The invention also provides methods comprising communicating to a subject a diagnosis relating to ovarian cancer status determined from the correlation of at least one biomarker in a sample from the subject, wherein at least one biomarker is hepcidin. In one aspect, the at least one biomarker further comprises transthyretin. The diagnosis may be suitably communicated to the subject e.g. via a computer-generated medium.
The invention further provides methods for identifying a compound that interacts with hepcidin, wherein said method comprises a) contacting hepcidin with a test compound; and b) determining whether the test compound interacts with hepcidin.
Other aspects of the invention are discussed infra.
FIG. 1 shows ROC curve analysis showing the power of the hepcidin peak at m/z 2789 has in differentiating ovarian cancer from healthy controls. The AUC is 0.876 and is significantly greater than 0.5 with p-value<0.0001.
FIG. 2 shows the sequences of various hepcidin fragments, including the four correlated fragments, hepcidin-25 (SEQ ID NO:13), hepcidin-24 (SEQ ID NO: 14), hepcidin-22 (SEQ ID NO: 16), and hepcidin-20 (SEQ ID NO: 18). The 21 sequences are numbered SEQ ID NO: 1 through SEQ ID NO: 22 from top to bottom.

WHAT THIS EXERCISE ASKS:
a – Translate into Spanish this sentence from the hepcidin passage: "In one aspect, the at least one biomarker further comprises transthyretin."
b – Answer each question from the hepcidin passage, one answer per line:
(i) What AUC value is reported for the hepcidin peak in FIG. 1?
(ii) Through what kind of medium may the diagnosis be communicated to the subject?
(iii) Which SEQ ID NO is given for hepcidin-24?
c – Return the hepcidin passage verbatim between "The invention further" and "top to bottom.", inclusive.

MATERIAL SUPPLIED:
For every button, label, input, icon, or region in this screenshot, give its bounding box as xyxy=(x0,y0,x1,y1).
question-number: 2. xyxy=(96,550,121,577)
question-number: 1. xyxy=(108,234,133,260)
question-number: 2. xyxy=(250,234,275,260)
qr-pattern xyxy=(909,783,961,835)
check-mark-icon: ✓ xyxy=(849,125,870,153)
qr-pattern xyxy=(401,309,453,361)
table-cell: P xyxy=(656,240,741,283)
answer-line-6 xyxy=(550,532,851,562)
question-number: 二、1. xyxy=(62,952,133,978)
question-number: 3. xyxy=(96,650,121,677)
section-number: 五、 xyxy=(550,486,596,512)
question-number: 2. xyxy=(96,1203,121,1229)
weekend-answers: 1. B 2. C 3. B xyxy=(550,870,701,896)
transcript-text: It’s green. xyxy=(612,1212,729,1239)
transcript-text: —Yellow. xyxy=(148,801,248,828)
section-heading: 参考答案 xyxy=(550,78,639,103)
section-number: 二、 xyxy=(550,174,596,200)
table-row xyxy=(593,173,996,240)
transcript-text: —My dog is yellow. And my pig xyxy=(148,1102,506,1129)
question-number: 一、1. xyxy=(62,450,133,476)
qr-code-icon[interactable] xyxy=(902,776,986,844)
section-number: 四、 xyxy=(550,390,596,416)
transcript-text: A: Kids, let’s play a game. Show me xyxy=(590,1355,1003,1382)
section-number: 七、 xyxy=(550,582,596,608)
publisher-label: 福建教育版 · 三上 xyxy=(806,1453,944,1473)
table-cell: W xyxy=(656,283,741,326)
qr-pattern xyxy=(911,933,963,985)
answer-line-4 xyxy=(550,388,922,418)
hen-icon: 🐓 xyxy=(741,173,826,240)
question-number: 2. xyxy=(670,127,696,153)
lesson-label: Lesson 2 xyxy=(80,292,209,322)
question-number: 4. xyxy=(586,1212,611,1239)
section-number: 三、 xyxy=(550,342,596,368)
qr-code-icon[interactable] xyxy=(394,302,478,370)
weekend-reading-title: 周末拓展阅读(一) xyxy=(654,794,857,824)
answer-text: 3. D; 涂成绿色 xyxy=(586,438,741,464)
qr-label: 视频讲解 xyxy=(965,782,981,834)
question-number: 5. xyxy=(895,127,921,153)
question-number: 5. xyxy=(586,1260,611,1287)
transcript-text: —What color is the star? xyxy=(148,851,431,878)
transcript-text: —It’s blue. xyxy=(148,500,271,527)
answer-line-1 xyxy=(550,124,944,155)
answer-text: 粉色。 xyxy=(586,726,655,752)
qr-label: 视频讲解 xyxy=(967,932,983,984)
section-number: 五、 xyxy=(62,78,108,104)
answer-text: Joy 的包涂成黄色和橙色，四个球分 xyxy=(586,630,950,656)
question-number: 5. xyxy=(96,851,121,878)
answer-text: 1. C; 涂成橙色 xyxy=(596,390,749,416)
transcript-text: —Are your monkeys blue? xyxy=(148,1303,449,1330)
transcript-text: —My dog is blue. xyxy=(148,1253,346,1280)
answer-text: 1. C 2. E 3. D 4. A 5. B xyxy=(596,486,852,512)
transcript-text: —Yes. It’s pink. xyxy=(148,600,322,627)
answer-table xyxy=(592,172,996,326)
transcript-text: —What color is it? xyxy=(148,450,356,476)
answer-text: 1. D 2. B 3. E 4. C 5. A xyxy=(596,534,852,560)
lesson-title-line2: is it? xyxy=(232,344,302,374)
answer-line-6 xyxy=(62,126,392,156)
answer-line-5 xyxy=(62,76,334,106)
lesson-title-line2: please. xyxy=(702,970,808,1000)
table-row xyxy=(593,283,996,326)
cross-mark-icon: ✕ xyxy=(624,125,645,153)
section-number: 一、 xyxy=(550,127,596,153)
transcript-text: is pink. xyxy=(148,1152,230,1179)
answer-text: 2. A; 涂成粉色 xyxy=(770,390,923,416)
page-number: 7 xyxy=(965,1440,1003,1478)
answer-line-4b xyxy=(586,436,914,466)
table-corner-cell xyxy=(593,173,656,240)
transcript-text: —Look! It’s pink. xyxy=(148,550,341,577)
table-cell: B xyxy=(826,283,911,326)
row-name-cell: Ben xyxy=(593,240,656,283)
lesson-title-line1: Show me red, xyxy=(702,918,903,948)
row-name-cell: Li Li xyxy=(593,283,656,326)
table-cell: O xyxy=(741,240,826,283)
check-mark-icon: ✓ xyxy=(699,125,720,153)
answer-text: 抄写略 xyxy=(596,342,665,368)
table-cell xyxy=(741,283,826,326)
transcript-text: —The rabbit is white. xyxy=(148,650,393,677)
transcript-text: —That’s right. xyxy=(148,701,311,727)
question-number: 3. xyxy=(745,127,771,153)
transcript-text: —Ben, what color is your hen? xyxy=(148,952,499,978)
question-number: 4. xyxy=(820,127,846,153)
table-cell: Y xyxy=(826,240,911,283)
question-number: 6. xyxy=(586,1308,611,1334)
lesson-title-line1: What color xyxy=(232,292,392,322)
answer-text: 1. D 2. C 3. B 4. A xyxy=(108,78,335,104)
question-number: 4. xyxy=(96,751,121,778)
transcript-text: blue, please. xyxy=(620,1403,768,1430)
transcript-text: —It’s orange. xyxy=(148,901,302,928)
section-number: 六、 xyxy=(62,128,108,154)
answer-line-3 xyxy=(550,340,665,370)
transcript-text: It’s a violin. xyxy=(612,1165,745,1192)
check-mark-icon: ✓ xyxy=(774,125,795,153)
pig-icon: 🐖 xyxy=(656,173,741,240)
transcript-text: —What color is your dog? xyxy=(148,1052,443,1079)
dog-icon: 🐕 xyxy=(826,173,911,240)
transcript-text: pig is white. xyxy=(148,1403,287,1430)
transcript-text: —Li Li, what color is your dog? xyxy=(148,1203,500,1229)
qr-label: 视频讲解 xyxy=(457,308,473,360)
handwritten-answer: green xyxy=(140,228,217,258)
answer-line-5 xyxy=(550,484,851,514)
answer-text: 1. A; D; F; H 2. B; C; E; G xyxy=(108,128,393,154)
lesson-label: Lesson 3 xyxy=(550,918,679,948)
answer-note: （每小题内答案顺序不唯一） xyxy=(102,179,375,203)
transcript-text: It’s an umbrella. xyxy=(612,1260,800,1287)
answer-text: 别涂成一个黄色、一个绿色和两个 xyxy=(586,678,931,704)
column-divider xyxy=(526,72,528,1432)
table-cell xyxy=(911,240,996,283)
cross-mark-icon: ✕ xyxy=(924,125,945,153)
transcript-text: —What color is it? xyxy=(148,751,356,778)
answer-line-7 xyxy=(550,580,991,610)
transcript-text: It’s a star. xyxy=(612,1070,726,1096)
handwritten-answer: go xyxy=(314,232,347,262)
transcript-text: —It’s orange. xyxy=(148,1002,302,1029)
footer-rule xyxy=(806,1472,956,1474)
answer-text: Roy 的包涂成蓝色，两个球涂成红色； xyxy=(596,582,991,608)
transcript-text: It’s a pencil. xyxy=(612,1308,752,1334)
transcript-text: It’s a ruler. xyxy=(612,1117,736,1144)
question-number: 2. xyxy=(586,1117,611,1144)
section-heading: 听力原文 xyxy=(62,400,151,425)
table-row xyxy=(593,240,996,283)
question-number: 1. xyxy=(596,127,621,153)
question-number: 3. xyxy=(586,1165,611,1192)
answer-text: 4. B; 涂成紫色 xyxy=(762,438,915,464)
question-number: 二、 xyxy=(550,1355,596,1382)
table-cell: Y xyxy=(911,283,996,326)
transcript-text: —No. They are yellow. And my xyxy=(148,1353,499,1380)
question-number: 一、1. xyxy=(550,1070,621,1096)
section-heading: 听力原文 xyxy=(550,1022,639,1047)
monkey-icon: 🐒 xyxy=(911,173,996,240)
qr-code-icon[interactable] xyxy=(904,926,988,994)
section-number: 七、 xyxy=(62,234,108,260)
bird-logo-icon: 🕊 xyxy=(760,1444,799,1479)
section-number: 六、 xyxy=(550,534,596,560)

YOUR RESPONSES:
a – En un aspecto, el al menos un biomarcador comprende además transtiretina.

b –
(i) 0.876
(ii) A computer-generated medium
(iii) SEQ ID NO: 14

c –
The invention further provides methods for identifying a compound that interacts with hepcidin, wherein said method comprises a) contacting hepcidin with a test compound; and b) determining whether the test compound interacts with hepcidin.
Other aspects of the invention are discussed infra.
FIG. 1 shows ROC curve analysis showing the power of the hepcidin peak at m/z 2789 has in differentiating ovarian cancer from healthy controls. The AUC is 0.876 and is significantly greater than 0.5 with p-value<0.0001.
FIG. 2 shows the sequences of various hepcidin fragments, including the four correlated fragments, hepcidin-25 (SEQ ID NO:13), hepcidin-24 (SEQ ID NO: 14), hepcidin-22 (SEQ ID NO: 16), and hepcidin-20 (SEQ ID NO: 18). The 21 sequences are numbered SEQ ID NO: 1 through SEQ ID NO: 22 from top to bottom.